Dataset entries
+ + + + +

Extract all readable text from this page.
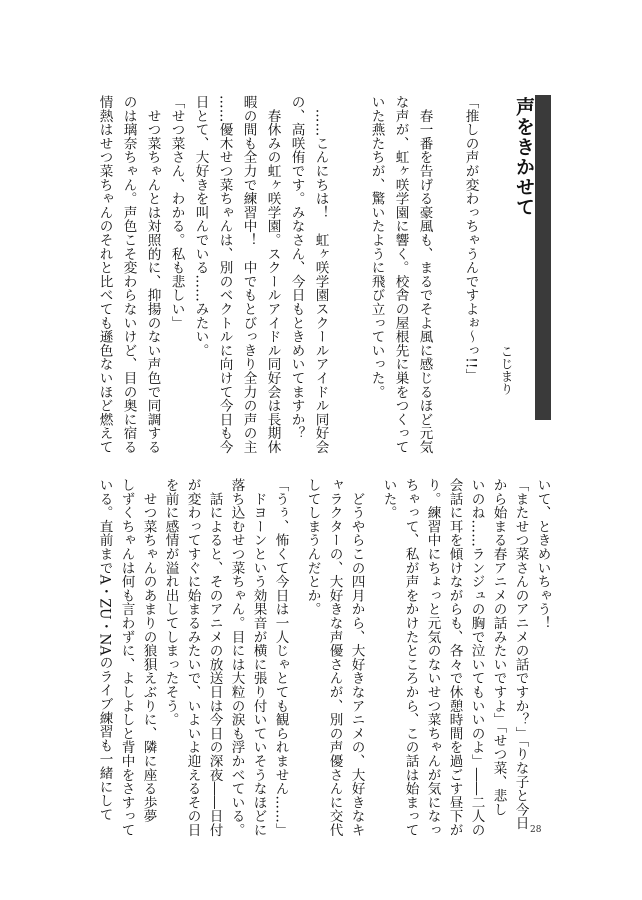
声をきかせて
こじまり
「推しの声が変わっちゃうんですよぉ〜っ!!」
　春一番を告げる豪風も、まるでそよ風に感じるほど元気
な声が、虹ヶ咲学園に響く。校舎の屋根先に巣をつくって
いた燕たちが、驚いたように飛び立っていった。
　……こんにちは！　虹ヶ咲学園スクールアイドル同好会
の、高咲侑です。みなさん、今日もときめいてますか？
　春休みの虹ヶ咲学園。スクールアイドル同好会は長期休
暇の間も全力で練習中！　中でもとびっきり全力の声の主
……優木せつ菜ちゃんは、別のベクトルに向けて今日も今
日とて、大好きを叫んでいる……みたい。
「せつ菜さん、わかる。私も悲しい」
　せつ菜ちゃんとは対照的に、抑揚のない声色で同調する
のは璃奈ちゃん。声色こそ変わらないけど、目の奥に宿る
情熱はせつ菜ちゃんのそれと比べても遜色ないほど燃えて
いて、ときめいちゃう！
「またせつ菜さんのアニメの話ですか？」「りな子と今日
から始まる春アニメの話みたいですよ」「せつ菜、悲し
いのね……ランジュの胸で泣いてもいいのよ」――二人の
会話に耳を傾けながらも、各々で休憩時間を過ごす昼下が
り。練習中にちょっと元気のないせつ菜ちゃんが気になっ
ちゃって、私が声をかけたところから、この話は始まって
いた。
　どうやらこの四月から、大好きなアニメの、大好きなキ
ャラクターの、大好きな声優さんが、別の声優さんに交代
してしまうんだとか。
「うぅ、怖くて今日は一人じゃとても観られません……」
　ドヨーンという効果音が横に張り付いていそうなほどに
落ち込むせつ菜ちゃん。目には大粒の涙も浮かべている。
　話によると、そのアニメの放送日は今日の深夜――日付
が変わってすぐに始まるみたいで、いよいよ迎えるその日
を前に感情が溢れ出してしまったそう。
　せつ菜ちゃんのあまりの狼狽えぶりに、隣に座る歩夢
しずくちゃんは何も言わずに、よしよしと背中をさすって
いる。直前までA・ZU・NAのライブ練習も一緒にして
28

+ + + + +

Repeat the records above exactly, leaving out any pictures they contain.

**EXERCISE SOLUTION**
Extract all readable text from this page.
声をきかせて
こじまり
「推しの声が変わっちゃうんですよぉ〜っ!!」
　春一番を告げる豪風も、まるでそよ風に感じるほど元気
な声が、虹ヶ咲学園に響く。校舎の屋根先に巣をつくって
いた燕たちが、驚いたように飛び立っていった。
　……こんにちは！　虹ヶ咲学園スクールアイドル同好会
の、高咲侑です。みなさん、今日もときめいてますか？
　春休みの虹ヶ咲学園。スクールアイドル同好会は長期休
暇の間も全力で練習中！　中でもとびっきり全力の声の主
……優木せつ菜ちゃんは、別のベクトルに向けて今日も今
日とて、大好きを叫んでいる……みたい。
「せつ菜さん、わかる。私も悲しい」
　せつ菜ちゃんとは対照的に、抑揚のない声色で同調する
のは璃奈ちゃん。声色こそ変わらないけど、目の奥に宿る
情熱はせつ菜ちゃんのそれと比べても遜色ないほど燃えて
いて、ときめいちゃう！
「またせつ菜さんのアニメの話ですか？」「りな子と今日
から始まる春アニメの話みたいですよ」「せつ菜、悲し
いのね……ランジュの胸で泣いてもいいのよ」――二人の
会話に耳を傾けながらも、各々で休憩時間を過ごす昼下が
り。練習中にちょっと元気のないせつ菜ちゃんが気になっ
ちゃって、私が声をかけたところから、この話は始まって
いた。
　どうやらこの四月から、大好きなアニメの、大好きなキ
ャラクターの、大好きな声優さんが、別の声優さんに交代
してしまうんだとか。
「うぅ、怖くて今日は一人じゃとても観られません……」
　ドヨーンという効果音が横に張り付いていそうなほどに
落ち込むせつ菜ちゃん。目には大粒の涙も浮かべている。
　話によると、そのアニメの放送日は今日の深夜――日付
が変わってすぐに始まるみたいで、いよいよ迎えるその日
を前に感情が溢れ出してしまったそう。
　せつ菜ちゃんのあまりの狼狽えぶりに、隣に座る歩夢
しずくちゃんは何も言わずに、よしよしと背中をさすって
いる。直前までA・ZU・NAのライブ練習も一緒にして
28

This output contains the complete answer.